▸ Task instructions
Report the number of lines that include "series", with no additional text.

▸ Dataset
>>>>>

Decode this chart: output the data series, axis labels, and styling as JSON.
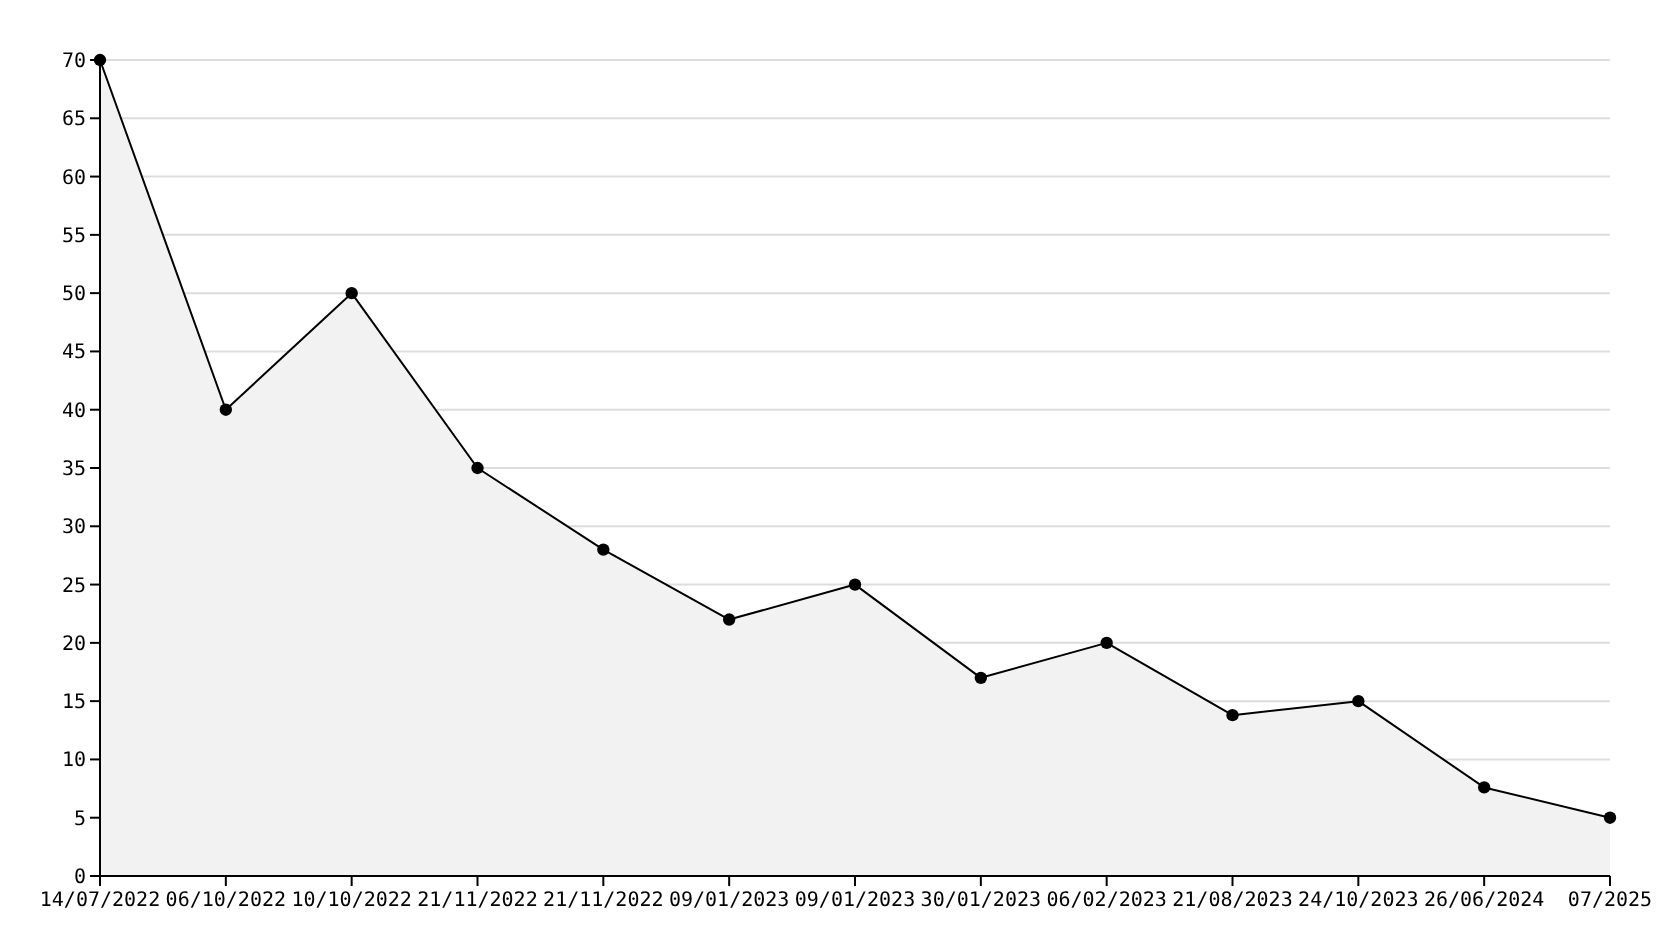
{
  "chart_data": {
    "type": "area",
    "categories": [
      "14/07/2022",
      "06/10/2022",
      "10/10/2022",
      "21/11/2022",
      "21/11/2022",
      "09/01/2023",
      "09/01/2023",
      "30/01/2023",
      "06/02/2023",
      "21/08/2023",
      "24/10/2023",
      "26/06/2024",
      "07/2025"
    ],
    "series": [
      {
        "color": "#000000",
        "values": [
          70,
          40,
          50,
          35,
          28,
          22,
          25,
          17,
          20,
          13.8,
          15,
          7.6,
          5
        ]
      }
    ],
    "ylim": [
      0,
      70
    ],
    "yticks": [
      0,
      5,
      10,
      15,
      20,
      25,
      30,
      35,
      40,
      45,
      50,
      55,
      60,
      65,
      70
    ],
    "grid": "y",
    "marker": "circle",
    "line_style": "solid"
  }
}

<<<<<

▸ Answer to this exercise
2